===== PROVIDED INFORMATION
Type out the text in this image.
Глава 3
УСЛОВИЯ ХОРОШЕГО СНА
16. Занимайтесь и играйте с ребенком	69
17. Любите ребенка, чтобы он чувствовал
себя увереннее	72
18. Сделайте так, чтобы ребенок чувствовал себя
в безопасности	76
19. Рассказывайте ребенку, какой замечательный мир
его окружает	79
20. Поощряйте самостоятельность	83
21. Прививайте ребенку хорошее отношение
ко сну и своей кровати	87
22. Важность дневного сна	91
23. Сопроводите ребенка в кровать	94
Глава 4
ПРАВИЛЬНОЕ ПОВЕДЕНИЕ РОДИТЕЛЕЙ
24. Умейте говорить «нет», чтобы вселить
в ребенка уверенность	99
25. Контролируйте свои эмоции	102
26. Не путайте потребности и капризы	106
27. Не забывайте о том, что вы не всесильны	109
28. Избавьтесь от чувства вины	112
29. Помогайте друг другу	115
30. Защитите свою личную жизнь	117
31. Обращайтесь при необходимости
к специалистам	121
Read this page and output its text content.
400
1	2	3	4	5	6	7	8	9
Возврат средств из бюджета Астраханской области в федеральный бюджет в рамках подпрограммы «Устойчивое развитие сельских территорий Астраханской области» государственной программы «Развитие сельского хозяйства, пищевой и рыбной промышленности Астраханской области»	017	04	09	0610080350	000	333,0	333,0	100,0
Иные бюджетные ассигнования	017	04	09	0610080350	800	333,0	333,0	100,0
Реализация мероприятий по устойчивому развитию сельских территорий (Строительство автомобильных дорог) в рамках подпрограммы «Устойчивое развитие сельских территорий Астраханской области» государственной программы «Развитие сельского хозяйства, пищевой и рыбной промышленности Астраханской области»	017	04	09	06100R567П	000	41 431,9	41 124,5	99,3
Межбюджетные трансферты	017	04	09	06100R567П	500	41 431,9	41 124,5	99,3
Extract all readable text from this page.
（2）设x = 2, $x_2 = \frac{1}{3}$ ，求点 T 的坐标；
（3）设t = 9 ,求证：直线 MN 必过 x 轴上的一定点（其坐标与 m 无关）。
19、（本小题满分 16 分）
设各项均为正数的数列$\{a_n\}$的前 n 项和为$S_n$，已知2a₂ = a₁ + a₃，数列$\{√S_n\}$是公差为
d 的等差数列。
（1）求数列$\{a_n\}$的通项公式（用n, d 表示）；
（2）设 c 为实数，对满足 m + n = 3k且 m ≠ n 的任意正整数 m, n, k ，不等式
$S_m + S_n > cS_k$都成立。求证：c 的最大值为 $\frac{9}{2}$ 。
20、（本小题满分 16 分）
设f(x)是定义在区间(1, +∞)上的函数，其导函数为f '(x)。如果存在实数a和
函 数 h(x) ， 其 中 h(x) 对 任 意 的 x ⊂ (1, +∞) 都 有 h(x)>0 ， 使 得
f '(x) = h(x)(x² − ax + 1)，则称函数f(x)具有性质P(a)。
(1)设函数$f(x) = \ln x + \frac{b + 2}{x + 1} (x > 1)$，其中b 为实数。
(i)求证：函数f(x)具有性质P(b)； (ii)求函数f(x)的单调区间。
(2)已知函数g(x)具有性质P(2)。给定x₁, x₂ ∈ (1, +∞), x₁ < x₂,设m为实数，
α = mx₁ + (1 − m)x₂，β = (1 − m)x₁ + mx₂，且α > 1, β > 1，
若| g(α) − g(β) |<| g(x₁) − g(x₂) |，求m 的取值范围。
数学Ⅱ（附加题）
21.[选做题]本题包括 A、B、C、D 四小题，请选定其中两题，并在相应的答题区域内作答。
==========
▸ THE EXERCISE
Restate the whole of the material exactly.

▸ SOLVED PROBLEM
Type out the text in this image.
Глава 3
УСЛОВИЯ ХОРОШЕГО СНА
16. Занимайтесь и играйте с ребенком	69
17. Любите ребенка, чтобы он чувствовал
себя увереннее	72
18. Сделайте так, чтобы ребенок чувствовал себя
в безопасности	76
19. Рассказывайте ребенку, какой замечательный мир
его окружает	79
20. Поощряйте самостоятельность	83
21. Прививайте ребенку хорошее отношение
ко сну и своей кровати	87
22. Важность дневного сна	91
23. Сопроводите ребенка в кровать	94
Глава 4
ПРАВИЛЬНОЕ ПОВЕДЕНИЕ РОДИТЕЛЕЙ
24. Умейте говорить «нет», чтобы вселить
в ребенка уверенность	99
25. Контролируйте свои эмоции	102
26. Не путайте потребности и капризы	106
27. Не забывайте о том, что вы не всесильны	109
28. Избавьтесь от чувства вины	112
29. Помогайте друг другу	115
30. Защитите свою личную жизнь	117
31. Обращайтесь при необходимости
к специалистам	121
Read this page and output its text content.
400
1	2	3	4	5	6	7	8	9
Возврат средств из бюджета Астраханской области в федеральный бюджет в рамках подпрограммы «Устойчивое развитие сельских территорий Астраханской области» государственной программы «Развитие сельского хозяйства, пищевой и рыбной промышленности Астраханской области»	017	04	09	0610080350	000	333,0	333,0	100,0
Иные бюджетные ассигнования	017	04	09	0610080350	800	333,0	333,0	100,0
Реализация мероприятий по устойчивому развитию сельских территорий (Строительство автомобильных дорог) в рамках подпрограммы «Устойчивое развитие сельских территорий Астраханской области» государственной программы «Развитие сельского хозяйства, пищевой и рыбной промышленности Астраханской области»	017	04	09	06100R567П	000	41 431,9	41 124,5	99,3
Межбюджетные трансферты	017	04	09	06100R567П	500	41 431,9	41 124,5	99,3
Extract all readable text from this page.
（2）设x = 2, $x_2 = \frac{1}{3}$ ，求点 T 的坐标；
（3）设t = 9 ,求证：直线 MN 必过 x 轴上的一定点（其坐标与 m 无关）。
19、（本小题满分 16 分）
设各项均为正数的数列$\{a_n\}$的前 n 项和为$S_n$，已知2a₂ = a₁ + a₃，数列$\{√S_n\}$是公差为
d 的等差数列。
（1）求数列$\{a_n\}$的通项公式（用n, d 表示）；
（2）设 c 为实数，对满足 m + n = 3k且 m ≠ n 的任意正整数 m, n, k ，不等式
$S_m + S_n > cS_k$都成立。求证：c 的最大值为 $\frac{9}{2}$ 。
20、（本小题满分 16 分）
设f(x)是定义在区间(1, +∞)上的函数，其导函数为f '(x)。如果存在实数a和
函 数 h(x) ， 其 中 h(x) 对 任 意 的 x ⊂ (1, +∞) 都 有 h(x)>0 ， 使 得
f '(x) = h(x)(x² − ax + 1)，则称函数f(x)具有性质P(a)。
(1)设函数$f(x) = \ln x + \frac{b + 2}{x + 1} (x > 1)$，其中b 为实数。
(i)求证：函数f(x)具有性质P(b)； (ii)求函数f(x)的单调区间。
(2)已知函数g(x)具有性质P(2)。给定x₁, x₂ ∈ (1, +∞), x₁ < x₂,设m为实数，
α = mx₁ + (1 − m)x₂，β = (1 − m)x₁ + mx₂，且α > 1, β > 1，
若| g(α) − g(β) |<| g(x₁) − g(x₂) |，求m 的取值范围。
数学Ⅱ（附加题）
21.[选做题]本题包括 A、B、C、D 四小题，请选定其中两题，并在相应的答题区域内作答。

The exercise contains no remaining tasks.